--- TASK DATA ---
⟨

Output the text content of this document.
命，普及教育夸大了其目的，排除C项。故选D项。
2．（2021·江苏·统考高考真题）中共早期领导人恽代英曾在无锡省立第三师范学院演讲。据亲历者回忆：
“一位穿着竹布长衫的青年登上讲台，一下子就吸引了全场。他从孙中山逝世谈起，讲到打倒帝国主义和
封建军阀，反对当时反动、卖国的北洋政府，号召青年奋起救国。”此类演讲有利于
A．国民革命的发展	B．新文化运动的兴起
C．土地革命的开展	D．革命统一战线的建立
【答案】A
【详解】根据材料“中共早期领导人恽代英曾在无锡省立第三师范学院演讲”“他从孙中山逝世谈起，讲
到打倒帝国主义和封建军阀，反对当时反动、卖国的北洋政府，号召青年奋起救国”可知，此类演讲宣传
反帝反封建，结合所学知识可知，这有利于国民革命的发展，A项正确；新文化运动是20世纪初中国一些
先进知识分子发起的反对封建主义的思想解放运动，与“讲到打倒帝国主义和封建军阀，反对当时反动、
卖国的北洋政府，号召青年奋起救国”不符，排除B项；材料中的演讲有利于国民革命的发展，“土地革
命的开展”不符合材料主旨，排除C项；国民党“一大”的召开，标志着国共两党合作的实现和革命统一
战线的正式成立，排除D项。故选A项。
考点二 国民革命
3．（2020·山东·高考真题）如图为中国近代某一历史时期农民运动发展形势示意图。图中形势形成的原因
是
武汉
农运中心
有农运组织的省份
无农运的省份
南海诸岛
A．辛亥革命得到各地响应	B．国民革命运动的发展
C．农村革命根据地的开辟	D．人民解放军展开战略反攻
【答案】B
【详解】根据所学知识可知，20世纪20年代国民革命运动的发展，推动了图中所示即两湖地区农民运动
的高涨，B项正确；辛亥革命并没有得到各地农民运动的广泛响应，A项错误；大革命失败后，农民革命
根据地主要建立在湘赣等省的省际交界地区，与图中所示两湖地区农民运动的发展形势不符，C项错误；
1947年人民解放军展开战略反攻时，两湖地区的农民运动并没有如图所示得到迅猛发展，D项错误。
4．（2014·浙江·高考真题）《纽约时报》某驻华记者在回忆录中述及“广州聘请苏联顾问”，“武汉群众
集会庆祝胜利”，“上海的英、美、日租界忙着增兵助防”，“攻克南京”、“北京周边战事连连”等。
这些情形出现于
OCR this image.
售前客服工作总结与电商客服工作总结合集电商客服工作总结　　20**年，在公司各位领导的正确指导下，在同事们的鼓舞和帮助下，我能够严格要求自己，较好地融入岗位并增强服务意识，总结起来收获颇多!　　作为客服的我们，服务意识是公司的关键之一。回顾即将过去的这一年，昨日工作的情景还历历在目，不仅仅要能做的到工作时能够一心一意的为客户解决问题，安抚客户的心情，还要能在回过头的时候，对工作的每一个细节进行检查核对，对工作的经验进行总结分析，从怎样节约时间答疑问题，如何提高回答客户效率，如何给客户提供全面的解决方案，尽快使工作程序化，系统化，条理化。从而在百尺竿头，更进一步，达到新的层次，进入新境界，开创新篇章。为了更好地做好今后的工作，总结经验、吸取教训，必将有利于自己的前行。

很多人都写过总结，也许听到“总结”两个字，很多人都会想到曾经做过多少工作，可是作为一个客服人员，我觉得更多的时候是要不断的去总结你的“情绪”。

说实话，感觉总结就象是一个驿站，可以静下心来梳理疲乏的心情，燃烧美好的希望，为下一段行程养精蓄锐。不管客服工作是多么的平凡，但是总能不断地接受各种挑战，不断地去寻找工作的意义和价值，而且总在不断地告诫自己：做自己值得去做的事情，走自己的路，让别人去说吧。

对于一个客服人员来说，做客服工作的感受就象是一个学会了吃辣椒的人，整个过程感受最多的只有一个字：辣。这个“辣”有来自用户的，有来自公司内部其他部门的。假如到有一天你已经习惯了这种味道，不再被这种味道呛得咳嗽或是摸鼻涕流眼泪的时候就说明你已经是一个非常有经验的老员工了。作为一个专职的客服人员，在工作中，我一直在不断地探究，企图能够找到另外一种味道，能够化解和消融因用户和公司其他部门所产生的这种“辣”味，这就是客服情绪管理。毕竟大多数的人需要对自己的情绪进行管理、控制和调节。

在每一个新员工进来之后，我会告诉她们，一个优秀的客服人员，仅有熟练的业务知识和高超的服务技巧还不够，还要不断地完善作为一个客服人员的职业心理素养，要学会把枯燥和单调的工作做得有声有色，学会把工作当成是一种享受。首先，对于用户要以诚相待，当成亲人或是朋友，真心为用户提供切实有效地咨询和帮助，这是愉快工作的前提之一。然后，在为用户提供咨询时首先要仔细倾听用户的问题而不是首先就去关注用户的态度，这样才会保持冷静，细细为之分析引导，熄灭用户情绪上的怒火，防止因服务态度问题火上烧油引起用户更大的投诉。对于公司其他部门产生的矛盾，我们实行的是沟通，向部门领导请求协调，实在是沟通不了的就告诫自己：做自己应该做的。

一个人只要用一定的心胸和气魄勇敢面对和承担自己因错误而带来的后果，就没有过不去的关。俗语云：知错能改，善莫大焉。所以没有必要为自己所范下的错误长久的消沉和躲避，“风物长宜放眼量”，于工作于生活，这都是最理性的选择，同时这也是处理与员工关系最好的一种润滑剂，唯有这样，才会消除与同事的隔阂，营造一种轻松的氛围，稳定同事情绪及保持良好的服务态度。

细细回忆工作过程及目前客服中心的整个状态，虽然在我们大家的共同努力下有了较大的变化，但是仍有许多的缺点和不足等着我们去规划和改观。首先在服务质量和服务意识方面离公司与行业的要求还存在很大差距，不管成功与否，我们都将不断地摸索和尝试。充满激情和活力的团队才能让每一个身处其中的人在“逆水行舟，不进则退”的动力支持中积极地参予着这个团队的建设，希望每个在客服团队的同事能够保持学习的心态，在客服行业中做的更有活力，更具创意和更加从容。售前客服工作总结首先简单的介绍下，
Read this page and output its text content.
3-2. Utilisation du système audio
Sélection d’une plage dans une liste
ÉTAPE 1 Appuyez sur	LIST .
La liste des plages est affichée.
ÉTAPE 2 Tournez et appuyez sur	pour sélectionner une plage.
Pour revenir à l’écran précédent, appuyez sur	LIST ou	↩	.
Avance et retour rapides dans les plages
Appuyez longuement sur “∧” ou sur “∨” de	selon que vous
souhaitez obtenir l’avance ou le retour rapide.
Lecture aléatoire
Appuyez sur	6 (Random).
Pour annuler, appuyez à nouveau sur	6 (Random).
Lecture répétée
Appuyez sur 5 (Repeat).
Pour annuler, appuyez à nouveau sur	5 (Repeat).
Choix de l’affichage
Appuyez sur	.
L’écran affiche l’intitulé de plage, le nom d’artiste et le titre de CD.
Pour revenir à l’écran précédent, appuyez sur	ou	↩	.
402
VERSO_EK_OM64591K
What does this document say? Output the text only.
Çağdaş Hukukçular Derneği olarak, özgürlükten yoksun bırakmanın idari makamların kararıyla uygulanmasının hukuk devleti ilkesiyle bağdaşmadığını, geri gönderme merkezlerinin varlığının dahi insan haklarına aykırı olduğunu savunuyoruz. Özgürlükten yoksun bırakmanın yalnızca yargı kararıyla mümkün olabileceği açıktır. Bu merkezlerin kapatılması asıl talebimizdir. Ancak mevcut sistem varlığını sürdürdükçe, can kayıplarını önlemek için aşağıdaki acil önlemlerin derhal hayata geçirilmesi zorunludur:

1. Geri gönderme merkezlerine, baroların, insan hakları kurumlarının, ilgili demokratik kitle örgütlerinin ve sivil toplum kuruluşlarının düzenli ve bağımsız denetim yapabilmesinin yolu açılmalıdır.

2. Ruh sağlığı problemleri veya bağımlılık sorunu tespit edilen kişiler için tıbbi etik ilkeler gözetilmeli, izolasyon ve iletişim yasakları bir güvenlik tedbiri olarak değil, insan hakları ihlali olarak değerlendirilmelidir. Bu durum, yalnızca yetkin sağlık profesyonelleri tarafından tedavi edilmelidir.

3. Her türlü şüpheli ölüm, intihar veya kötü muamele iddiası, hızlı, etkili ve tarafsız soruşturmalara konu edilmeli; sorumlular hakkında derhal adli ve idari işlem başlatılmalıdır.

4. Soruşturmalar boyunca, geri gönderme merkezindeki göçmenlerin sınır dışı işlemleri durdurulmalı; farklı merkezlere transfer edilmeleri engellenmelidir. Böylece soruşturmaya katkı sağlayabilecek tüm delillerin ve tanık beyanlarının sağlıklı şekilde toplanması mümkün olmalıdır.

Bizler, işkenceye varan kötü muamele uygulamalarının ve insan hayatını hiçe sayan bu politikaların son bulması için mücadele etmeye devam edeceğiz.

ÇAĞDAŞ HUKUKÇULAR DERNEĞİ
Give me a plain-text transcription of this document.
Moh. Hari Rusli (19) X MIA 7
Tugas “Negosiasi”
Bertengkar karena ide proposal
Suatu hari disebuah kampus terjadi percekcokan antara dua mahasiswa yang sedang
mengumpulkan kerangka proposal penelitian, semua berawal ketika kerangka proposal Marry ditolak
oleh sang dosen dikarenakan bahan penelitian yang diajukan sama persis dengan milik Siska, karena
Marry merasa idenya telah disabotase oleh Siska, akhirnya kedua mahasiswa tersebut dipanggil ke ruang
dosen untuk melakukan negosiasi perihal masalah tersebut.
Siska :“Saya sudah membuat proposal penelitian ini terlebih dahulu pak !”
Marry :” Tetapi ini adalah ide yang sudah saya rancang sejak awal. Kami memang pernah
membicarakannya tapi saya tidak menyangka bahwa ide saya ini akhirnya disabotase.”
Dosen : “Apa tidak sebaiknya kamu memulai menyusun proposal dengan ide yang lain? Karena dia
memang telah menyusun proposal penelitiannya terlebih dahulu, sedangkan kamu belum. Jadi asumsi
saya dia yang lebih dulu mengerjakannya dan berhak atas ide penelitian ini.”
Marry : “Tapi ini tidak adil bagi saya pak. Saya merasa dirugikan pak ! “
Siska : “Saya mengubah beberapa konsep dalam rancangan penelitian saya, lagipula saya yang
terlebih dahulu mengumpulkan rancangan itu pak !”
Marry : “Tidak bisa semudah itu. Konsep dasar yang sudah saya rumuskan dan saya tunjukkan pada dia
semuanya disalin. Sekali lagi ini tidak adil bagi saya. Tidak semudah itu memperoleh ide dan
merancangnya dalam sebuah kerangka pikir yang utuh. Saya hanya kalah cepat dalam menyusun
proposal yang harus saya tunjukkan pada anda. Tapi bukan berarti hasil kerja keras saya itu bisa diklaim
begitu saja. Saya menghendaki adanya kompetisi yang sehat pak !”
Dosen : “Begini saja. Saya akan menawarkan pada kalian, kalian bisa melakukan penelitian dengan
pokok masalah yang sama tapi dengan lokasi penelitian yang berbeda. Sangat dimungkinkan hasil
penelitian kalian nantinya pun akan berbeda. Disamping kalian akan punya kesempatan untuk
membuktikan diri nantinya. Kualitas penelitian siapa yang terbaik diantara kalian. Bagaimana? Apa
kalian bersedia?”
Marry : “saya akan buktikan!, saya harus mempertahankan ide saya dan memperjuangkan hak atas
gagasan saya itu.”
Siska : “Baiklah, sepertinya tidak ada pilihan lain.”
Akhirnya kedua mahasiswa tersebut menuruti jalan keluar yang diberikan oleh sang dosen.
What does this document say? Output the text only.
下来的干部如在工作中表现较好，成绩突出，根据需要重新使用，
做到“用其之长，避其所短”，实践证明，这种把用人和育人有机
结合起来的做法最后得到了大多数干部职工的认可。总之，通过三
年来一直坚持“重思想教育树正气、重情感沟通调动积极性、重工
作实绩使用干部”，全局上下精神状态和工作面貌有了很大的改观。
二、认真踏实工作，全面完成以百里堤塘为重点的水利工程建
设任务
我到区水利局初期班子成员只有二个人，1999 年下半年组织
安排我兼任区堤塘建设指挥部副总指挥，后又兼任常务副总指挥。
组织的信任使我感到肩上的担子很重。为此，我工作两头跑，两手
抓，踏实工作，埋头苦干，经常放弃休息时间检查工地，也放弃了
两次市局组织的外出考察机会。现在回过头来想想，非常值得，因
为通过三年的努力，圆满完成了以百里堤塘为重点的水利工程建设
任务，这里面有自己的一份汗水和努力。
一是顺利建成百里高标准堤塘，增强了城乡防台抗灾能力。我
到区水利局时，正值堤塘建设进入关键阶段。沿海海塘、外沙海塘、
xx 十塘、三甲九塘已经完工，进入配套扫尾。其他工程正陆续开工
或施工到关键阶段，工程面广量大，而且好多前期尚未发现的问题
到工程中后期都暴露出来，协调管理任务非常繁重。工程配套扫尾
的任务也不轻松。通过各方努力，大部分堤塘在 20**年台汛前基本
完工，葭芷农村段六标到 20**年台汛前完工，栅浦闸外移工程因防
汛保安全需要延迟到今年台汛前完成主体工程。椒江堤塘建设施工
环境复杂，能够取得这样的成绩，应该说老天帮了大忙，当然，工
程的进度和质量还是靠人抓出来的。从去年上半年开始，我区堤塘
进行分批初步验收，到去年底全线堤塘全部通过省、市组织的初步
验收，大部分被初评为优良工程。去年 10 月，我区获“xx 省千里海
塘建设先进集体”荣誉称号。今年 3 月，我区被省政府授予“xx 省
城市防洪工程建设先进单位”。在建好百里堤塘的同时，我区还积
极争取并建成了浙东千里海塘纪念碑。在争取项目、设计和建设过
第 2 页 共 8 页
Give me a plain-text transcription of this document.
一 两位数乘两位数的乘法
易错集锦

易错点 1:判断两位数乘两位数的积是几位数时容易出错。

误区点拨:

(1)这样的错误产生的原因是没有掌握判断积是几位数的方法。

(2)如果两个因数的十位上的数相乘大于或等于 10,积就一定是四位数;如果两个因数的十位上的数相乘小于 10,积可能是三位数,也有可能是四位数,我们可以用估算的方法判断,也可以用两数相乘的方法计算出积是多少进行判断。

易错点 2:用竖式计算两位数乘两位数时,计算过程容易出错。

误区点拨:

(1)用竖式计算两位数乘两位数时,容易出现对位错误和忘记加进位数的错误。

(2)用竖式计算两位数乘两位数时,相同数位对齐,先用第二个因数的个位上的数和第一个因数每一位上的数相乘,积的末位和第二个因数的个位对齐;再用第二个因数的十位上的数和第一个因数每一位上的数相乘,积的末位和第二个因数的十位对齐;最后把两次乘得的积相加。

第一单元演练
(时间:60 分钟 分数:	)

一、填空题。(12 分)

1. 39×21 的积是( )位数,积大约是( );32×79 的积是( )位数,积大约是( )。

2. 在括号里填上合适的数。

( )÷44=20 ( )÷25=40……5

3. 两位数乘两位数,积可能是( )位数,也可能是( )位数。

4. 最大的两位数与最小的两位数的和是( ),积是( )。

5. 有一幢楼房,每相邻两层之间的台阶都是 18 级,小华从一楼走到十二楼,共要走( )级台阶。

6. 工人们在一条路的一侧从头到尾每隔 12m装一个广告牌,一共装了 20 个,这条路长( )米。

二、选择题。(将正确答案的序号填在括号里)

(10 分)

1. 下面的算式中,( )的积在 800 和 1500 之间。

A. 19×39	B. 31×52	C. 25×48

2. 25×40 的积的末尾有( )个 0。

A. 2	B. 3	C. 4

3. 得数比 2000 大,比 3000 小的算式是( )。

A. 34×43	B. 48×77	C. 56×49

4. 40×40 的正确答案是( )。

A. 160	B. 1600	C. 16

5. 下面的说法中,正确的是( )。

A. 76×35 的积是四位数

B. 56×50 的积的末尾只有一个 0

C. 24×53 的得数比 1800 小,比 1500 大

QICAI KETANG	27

⟩

--- EXERCISE DIRECTIONS ---
From the listing above, collect every line that mentions the word "mahasiswa".

--- RIGHT ANSWER ---
Suatu hari disebuah kampus terjadi percekcokan antara dua mahasiswa yang sedang
Marry merasa idenya telah disabotase oleh Siska, akhirnya kedua mahasiswa tersebut dipanggil ke ruang
Akhirnya kedua mahasiswa tersebut menuruti jalan keluar yang diberikan oleh sang dosen.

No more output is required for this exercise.